## Textauszug
────────

Entscheidungsdatum
25.06.2020Norm
BFA-VG §22a Abs4Spruch
G308 2232201-1/3E
IM NAMEN DER REPUBLIK!
Das Bundesverwaltungsgericht hat durch die Richterin MMag. Angelika PENNITZ als Einzelrichterin im amtswegig eingeleiteten Verfahren zur Zahl XXXX, über die weitere Anhaltung von XXXX, geboren am XXXX, StA. Ägypten, zu Recht erkannt:
A) Gemäß § 22a Abs. 4 BFA-VG wird festgestellt, dass zum Zeitpunkt der Entscheidung die für die Fortsetzung der Schubhaft maßgeblichen Voraussetzungen vorliegen und dass die Aufrechterhaltung der Schubhaft im Zeitpunkt der Entscheidung verhältnismäßig ist.
B) Die Revision ist gemäß Art. 133 Abs. 4 B-VG nicht zulässig.
Text
ENTSCHEIDUNGSGRÜNDE:
I. Verfahrensgang:
1. Der Betroffene Fremde (BF) ist ägyptischer Staatsangehöriger. Er stellte in Österreich erfolglos einen Antrag auf internationalen Schutz. Die diesbezügliche, mit einer Rückkehrentscheidung verbundene Entscheidung des Bundesamtes für Fremdenwesen und Asyl (Bundesamt/BFA) erwuchs im Mai 2020 in Rechtskraft.

────────

## Datenauszug

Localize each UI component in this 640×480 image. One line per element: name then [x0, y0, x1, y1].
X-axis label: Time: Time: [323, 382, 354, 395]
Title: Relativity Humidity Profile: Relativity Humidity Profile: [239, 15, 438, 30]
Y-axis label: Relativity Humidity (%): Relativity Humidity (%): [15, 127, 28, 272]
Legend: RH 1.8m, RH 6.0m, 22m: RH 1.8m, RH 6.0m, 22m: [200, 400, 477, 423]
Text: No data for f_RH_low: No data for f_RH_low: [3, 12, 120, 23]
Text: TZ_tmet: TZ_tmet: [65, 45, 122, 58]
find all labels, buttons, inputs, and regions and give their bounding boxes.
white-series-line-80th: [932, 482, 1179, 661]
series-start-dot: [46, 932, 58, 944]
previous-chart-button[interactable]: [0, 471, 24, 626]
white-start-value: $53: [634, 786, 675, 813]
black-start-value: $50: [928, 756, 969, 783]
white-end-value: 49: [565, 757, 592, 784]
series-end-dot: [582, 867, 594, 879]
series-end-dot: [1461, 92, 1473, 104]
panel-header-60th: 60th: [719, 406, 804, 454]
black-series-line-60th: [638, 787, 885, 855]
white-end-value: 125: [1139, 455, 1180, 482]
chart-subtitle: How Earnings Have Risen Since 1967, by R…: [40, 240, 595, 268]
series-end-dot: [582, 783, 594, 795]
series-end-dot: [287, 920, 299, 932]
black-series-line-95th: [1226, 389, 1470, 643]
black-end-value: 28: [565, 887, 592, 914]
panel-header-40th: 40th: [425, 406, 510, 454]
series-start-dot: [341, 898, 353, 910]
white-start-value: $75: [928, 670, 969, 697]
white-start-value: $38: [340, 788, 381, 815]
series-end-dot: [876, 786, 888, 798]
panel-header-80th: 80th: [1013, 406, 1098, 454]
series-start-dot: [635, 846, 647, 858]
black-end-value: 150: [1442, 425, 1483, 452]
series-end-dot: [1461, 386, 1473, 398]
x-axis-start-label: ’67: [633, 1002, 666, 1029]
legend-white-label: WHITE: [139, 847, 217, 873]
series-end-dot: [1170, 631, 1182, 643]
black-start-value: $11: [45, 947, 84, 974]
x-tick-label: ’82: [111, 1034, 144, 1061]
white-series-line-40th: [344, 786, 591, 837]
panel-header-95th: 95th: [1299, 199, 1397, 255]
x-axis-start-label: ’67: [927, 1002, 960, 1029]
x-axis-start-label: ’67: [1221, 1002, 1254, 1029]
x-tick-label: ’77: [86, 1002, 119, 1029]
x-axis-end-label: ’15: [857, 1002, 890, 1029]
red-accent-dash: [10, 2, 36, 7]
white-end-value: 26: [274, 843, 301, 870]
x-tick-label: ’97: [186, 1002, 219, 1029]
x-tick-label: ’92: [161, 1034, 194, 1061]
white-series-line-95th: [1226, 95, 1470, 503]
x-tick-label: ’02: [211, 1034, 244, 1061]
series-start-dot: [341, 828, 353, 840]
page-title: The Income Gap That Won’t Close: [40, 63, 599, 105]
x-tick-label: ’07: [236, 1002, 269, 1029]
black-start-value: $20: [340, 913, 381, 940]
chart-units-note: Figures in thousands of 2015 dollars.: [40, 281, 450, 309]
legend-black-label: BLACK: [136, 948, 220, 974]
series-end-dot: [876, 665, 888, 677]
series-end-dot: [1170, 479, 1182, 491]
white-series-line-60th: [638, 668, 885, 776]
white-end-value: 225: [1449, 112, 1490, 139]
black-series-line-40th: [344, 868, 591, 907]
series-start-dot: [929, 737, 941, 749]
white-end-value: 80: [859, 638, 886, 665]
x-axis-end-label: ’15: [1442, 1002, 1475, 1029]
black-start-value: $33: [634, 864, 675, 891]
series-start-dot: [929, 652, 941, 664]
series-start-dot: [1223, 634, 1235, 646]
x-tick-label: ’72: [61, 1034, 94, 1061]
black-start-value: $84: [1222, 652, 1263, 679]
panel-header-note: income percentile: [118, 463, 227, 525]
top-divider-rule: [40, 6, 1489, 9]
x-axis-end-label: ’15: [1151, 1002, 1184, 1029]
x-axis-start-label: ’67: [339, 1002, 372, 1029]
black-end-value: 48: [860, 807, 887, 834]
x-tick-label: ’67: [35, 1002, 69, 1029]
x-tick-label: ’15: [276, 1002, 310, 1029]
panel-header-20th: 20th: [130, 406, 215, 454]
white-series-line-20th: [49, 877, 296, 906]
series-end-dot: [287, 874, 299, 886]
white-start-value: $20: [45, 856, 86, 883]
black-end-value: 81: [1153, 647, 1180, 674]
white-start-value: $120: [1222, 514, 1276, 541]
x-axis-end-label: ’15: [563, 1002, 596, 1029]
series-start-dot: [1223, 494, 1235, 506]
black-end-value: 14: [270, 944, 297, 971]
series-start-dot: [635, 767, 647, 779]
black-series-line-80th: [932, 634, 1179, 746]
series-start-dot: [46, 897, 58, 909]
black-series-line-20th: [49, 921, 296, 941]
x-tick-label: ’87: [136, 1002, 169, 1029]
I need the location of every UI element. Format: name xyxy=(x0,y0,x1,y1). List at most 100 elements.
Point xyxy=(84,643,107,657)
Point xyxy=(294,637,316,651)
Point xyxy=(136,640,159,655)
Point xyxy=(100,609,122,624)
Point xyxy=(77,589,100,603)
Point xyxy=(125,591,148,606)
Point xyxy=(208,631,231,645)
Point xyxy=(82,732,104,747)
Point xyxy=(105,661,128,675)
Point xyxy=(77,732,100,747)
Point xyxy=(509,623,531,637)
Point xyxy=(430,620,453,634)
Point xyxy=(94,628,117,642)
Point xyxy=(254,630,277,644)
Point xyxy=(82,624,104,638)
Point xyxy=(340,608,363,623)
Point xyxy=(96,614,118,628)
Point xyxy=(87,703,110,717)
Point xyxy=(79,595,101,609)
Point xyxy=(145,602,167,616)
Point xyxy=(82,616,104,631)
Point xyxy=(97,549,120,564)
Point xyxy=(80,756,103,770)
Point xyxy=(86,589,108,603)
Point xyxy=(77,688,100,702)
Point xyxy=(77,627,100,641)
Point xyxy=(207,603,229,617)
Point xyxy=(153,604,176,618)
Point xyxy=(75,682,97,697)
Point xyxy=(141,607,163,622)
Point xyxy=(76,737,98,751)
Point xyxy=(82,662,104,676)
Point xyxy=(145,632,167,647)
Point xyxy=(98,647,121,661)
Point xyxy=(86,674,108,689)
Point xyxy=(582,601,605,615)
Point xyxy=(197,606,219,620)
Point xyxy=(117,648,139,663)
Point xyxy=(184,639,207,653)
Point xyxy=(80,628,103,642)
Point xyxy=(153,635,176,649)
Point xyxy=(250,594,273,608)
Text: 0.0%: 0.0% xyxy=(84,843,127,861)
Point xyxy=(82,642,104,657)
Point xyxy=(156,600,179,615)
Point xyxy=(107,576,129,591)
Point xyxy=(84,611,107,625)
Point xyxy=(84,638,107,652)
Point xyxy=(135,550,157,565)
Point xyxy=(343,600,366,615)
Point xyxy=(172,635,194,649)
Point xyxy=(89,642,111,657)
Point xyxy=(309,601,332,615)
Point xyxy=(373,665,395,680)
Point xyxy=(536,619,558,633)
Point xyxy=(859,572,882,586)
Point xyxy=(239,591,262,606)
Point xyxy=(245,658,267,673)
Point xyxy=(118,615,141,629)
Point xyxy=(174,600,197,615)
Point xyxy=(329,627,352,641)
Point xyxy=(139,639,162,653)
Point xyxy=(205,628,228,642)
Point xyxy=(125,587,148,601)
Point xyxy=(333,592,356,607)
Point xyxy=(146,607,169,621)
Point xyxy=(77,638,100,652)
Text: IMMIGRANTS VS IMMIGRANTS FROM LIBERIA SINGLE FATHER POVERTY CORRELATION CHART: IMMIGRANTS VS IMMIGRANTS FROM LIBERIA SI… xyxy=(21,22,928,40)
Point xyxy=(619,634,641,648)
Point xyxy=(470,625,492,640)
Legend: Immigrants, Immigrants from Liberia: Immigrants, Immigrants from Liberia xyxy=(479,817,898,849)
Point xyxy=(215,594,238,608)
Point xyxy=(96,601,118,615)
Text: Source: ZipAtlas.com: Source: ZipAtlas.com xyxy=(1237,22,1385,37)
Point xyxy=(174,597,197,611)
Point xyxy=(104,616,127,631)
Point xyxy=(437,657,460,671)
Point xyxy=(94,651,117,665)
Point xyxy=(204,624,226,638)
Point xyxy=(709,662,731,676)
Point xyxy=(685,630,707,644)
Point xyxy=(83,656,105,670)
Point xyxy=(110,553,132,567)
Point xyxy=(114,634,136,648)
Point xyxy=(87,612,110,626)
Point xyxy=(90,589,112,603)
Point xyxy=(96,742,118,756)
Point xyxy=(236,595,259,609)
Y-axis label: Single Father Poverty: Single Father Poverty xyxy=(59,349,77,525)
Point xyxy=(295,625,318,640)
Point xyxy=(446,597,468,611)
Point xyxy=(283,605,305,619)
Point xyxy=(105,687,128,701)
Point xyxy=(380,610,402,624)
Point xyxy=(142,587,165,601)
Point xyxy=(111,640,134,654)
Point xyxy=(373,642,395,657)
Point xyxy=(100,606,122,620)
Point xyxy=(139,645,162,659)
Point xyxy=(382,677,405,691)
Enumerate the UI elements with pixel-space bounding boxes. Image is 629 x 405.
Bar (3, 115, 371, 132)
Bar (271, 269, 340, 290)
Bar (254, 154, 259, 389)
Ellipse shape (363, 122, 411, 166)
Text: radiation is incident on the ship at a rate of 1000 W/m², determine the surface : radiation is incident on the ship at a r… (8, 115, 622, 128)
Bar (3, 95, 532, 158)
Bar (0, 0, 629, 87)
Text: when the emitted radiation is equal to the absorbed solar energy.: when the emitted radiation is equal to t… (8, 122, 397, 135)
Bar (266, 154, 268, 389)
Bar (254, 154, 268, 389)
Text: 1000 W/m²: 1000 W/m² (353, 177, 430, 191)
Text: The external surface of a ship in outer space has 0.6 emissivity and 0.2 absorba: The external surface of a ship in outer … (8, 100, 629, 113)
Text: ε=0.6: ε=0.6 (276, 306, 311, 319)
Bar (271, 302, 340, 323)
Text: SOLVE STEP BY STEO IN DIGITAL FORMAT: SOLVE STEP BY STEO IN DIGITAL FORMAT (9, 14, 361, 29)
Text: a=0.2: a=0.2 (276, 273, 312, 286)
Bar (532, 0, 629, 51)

────────

## Aufgaben zur Bearbeitung
**A.** Schreiben Sie aus der Gerichtsentscheidung den Abschnitt von „Entscheidungsdatum“ bis „Entscheidung verhältnismäßig ist.“ wortgetreu ab.
**B.** Stimmen die folgenden Aussagen mit der Gerichtsentscheidung überein? Antworten Sie jeweils mit Ja oder Nein und zitieren Sie die entscheidenden Worte genau.
(i) Der Betroffene ist ägyptischer Staatsangehöriger.
(ii) Die Revision ist gemäß Art. 133 Abs. 4 B-VG zulässig.
(iii) Die Entscheidung des Bundesamtes erwuchs im Juni 2020 in Rechtskraft.

## Antworten zu Aufgaben
**A.**
Entscheidungsdatum
25.06.2020Norm
BFA-VG §22a Abs4Spruch
G308 2232201-1/3E
IM NAMEN DER REPUBLIK!
Das Bundesverwaltungsgericht hat durch die Richterin MMag. Angelika PENNITZ als Einzelrichterin im amtswegig eingeleiteten Verfahren zur Zahl XXXX, über die weitere Anhaltung von XXXX, geboren am XXXX, StA. Ägypten, zu Recht erkannt:
A) Gemäß § 22a Abs. 4 BFA-VG wird festgestellt, dass zum Zeitpunkt der Entscheidung die für die Fortsetzung der Schubhaft maßgeblichen Voraussetzungen vorliegen und dass die Aufrechterhaltung der Schubhaft im Zeitpunkt der Entscheidung verhältnismäßig ist.

**B.**
(i) Ja: „Der Betroffene Fremde (BF) ist ägyptischer Staatsangehöriger.“
(ii) Nein: „Die Revision ist gemäß Art. 133 Abs. 4 B-VG nicht zulässig.“
(iii) Nein: „erwuchs im Mai 2020 in Rechtskraft“